- _The exercise_
State the number of lines that contain the word "JSON", and add nothing else.

- _Provided material_
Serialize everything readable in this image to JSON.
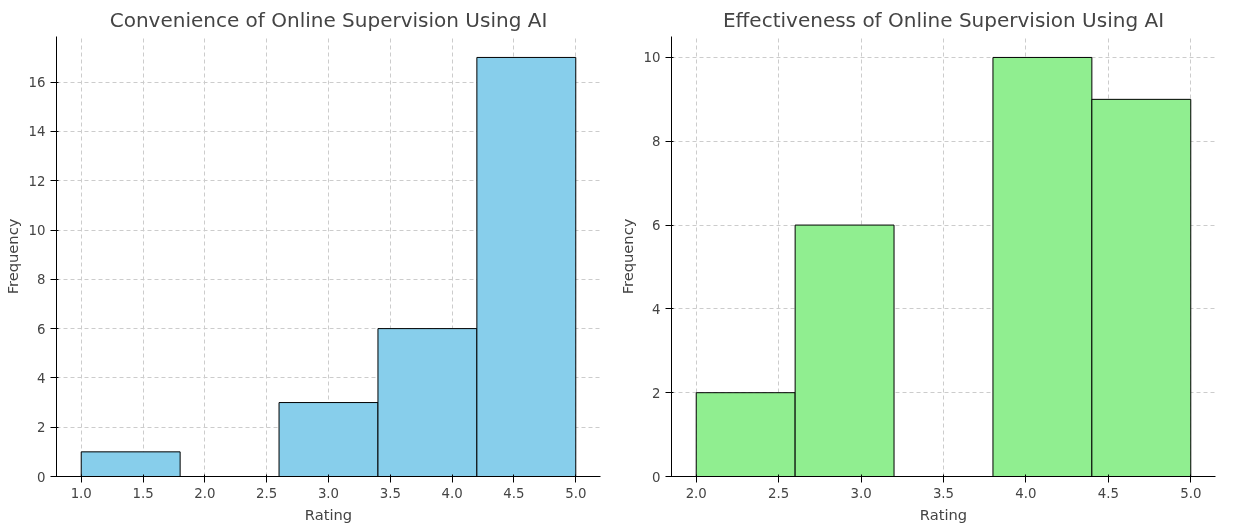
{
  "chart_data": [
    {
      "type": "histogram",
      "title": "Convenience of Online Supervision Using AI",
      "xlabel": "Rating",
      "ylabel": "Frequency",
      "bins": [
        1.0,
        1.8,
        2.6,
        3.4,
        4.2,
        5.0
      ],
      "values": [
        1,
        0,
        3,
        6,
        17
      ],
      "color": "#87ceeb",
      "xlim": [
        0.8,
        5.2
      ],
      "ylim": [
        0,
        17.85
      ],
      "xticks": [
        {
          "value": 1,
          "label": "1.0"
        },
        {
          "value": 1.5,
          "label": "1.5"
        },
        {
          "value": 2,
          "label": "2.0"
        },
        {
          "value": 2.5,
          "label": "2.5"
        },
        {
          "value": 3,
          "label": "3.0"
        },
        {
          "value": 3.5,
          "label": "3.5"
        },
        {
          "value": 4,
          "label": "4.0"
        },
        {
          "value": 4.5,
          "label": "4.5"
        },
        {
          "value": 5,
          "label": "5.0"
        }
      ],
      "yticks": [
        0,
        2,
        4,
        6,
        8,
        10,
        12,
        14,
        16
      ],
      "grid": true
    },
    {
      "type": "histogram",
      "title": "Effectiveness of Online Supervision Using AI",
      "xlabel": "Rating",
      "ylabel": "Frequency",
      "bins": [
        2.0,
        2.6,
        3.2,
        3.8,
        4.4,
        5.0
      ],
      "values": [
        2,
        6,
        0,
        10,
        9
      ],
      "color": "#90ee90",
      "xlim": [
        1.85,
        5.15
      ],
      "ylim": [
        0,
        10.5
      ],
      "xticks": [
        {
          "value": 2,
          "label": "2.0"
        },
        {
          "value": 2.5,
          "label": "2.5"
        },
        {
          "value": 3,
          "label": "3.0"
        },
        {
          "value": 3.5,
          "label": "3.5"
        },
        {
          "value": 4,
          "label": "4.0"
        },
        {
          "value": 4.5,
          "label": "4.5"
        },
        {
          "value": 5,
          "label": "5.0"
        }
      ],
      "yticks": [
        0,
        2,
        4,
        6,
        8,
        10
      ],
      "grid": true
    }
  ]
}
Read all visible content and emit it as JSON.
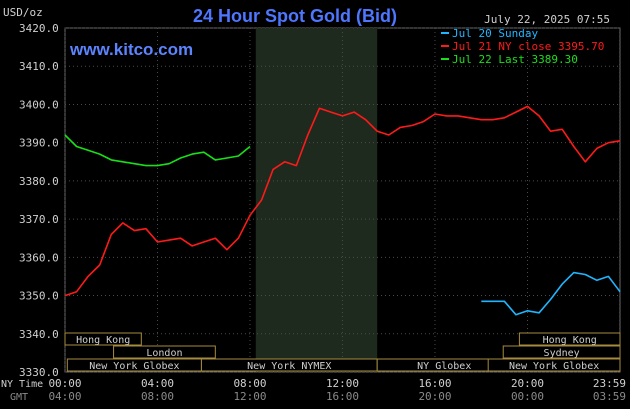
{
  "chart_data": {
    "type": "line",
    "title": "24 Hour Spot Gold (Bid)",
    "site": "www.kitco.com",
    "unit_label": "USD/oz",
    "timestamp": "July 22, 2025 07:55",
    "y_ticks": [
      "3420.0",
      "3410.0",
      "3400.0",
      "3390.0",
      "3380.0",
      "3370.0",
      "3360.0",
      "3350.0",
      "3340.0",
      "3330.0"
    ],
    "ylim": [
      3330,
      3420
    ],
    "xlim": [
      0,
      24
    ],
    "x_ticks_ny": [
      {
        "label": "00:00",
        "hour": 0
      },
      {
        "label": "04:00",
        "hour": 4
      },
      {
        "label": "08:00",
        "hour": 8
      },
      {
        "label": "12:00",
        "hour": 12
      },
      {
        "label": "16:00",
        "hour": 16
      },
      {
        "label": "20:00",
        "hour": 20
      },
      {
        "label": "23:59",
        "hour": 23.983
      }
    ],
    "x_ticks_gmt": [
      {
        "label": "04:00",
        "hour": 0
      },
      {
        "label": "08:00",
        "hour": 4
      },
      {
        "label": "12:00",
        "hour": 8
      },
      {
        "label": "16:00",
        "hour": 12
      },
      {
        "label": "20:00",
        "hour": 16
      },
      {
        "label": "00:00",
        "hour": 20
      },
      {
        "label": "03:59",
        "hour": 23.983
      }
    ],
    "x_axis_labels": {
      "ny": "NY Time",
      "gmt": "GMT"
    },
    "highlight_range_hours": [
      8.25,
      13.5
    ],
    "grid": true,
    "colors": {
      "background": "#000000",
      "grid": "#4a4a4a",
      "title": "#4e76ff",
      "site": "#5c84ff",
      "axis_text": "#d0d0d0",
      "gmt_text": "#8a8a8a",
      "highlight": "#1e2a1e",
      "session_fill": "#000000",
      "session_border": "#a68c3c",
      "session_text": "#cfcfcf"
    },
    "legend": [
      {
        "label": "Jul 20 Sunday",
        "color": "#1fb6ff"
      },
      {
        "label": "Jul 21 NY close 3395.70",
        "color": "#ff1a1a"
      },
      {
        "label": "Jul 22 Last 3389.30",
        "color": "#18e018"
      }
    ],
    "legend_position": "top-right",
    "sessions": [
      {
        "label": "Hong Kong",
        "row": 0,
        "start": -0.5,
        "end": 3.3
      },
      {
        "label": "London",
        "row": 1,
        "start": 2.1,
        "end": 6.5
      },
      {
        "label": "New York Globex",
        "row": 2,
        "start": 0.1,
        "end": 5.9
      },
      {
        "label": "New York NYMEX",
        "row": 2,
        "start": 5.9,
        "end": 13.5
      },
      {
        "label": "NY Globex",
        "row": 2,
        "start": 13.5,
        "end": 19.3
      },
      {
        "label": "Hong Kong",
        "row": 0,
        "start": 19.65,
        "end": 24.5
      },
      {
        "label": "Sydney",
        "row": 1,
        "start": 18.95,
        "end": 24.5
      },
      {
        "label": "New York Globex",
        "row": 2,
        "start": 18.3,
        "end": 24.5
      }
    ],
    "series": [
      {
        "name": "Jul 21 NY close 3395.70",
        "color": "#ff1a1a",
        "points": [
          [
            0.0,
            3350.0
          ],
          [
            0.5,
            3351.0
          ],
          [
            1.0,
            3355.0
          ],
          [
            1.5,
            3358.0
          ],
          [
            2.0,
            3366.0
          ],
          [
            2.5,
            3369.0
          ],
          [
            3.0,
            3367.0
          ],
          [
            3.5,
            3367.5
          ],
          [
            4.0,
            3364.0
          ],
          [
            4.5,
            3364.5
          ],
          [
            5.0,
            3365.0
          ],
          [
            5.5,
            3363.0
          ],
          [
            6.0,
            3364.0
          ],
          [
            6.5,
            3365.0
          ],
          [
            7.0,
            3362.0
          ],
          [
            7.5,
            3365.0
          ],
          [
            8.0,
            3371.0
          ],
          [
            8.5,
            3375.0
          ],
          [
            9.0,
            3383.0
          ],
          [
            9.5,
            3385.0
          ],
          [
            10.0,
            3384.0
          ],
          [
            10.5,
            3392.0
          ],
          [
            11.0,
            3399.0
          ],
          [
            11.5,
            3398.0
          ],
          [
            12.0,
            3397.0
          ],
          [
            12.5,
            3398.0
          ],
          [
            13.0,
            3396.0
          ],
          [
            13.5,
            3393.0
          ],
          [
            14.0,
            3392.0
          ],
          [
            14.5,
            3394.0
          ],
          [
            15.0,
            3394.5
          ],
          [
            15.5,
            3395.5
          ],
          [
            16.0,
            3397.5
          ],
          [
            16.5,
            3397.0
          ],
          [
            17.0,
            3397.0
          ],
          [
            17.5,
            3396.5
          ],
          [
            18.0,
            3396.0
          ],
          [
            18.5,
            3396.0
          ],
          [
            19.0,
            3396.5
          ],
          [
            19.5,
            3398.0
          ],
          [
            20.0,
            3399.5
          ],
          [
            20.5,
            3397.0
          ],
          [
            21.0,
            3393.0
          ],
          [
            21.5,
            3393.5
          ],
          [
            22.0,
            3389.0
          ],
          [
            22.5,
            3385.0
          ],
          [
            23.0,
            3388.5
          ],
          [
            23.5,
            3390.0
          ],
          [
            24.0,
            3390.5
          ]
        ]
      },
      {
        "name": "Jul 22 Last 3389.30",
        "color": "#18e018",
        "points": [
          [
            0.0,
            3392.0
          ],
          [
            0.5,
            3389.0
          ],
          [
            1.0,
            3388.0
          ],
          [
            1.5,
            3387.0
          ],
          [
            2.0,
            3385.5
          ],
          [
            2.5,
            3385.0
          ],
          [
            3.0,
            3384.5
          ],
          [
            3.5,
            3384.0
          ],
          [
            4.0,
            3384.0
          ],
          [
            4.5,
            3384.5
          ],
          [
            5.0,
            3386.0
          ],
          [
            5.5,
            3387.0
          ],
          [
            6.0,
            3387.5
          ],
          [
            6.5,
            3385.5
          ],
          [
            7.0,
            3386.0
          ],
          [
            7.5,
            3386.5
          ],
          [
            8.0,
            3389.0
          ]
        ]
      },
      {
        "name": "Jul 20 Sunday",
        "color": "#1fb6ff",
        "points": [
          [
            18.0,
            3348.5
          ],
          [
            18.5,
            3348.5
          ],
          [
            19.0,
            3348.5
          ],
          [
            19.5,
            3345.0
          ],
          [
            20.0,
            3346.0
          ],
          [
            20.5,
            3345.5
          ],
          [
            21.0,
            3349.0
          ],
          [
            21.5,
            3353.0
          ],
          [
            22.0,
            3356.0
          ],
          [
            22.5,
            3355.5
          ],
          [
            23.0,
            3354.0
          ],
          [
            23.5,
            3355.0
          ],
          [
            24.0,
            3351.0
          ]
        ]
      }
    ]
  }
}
...
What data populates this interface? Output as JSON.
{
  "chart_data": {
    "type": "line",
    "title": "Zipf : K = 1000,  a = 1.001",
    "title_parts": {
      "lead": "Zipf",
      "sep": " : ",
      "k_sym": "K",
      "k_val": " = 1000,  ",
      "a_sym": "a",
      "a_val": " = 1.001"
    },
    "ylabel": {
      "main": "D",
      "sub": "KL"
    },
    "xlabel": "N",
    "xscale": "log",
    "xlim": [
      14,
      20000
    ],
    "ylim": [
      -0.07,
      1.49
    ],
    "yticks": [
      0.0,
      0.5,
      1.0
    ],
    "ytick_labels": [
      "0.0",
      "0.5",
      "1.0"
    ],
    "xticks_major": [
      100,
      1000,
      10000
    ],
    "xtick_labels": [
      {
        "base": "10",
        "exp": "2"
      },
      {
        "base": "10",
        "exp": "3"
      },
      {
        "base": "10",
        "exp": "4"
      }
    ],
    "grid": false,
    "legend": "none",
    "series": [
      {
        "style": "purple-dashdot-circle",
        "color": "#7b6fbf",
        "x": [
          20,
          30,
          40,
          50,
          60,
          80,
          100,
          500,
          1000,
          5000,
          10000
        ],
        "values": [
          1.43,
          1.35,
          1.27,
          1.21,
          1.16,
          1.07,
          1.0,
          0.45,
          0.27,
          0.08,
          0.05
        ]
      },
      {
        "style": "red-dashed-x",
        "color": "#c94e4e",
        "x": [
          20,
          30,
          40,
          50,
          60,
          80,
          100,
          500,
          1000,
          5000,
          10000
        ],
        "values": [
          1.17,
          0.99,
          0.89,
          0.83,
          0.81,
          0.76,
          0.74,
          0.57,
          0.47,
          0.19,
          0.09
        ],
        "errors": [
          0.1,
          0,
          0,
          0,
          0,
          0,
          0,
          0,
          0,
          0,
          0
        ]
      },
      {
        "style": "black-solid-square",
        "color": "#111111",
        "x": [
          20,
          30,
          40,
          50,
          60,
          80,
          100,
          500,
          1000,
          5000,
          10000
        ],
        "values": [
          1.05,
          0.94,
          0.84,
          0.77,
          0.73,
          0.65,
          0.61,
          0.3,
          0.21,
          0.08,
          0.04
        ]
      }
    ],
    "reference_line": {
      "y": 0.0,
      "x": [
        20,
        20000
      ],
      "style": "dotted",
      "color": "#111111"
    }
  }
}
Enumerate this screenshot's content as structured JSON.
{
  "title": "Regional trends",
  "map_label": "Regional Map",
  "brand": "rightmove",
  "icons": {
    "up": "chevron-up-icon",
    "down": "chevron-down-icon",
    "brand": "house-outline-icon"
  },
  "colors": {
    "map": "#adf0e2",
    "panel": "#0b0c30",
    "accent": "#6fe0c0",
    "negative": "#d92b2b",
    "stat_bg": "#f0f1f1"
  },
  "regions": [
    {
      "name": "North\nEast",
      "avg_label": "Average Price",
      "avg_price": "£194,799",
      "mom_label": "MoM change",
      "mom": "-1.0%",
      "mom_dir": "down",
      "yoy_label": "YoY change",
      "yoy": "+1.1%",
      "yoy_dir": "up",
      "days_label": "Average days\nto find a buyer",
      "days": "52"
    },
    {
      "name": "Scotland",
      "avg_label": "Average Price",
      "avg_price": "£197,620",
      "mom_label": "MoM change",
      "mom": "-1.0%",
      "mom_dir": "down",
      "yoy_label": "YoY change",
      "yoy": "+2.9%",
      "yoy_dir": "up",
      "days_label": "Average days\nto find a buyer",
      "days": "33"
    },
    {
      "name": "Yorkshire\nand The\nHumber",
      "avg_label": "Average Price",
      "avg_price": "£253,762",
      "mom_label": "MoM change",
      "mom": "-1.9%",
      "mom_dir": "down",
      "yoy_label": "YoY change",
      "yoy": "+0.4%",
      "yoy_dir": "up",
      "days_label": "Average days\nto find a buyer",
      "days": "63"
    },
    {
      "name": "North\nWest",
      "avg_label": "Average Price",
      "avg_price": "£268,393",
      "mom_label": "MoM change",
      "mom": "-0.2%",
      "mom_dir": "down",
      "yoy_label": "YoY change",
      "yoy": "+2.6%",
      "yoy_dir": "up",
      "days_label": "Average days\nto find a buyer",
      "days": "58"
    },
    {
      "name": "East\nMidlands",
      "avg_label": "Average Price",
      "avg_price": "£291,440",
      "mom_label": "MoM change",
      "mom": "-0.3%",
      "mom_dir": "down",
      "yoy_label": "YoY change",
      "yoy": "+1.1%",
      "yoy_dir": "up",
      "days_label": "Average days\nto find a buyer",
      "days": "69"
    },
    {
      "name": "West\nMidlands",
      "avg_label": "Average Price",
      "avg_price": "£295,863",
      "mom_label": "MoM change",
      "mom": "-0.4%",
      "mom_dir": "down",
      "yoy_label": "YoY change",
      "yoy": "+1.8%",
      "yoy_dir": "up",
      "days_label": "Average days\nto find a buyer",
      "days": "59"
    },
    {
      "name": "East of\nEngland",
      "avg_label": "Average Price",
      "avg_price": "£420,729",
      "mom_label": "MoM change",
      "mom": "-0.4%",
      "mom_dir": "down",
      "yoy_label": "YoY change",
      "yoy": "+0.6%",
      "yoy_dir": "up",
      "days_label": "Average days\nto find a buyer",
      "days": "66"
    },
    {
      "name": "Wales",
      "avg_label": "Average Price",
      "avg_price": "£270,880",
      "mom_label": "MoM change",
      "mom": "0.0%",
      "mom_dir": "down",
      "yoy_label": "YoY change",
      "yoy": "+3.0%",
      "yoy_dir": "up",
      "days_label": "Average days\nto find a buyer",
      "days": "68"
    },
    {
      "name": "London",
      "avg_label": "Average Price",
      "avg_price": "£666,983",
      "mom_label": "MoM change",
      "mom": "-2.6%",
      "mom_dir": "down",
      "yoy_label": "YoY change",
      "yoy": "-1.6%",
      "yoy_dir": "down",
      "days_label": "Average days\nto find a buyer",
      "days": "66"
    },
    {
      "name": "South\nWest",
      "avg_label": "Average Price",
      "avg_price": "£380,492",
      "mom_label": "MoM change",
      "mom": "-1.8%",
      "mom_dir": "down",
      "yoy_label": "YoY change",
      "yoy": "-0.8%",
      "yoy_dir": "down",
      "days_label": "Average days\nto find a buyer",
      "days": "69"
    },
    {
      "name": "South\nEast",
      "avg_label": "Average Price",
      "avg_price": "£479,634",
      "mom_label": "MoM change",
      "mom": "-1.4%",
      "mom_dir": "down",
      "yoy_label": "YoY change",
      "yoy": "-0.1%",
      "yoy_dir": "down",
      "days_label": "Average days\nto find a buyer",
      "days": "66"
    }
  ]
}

- _Response_
4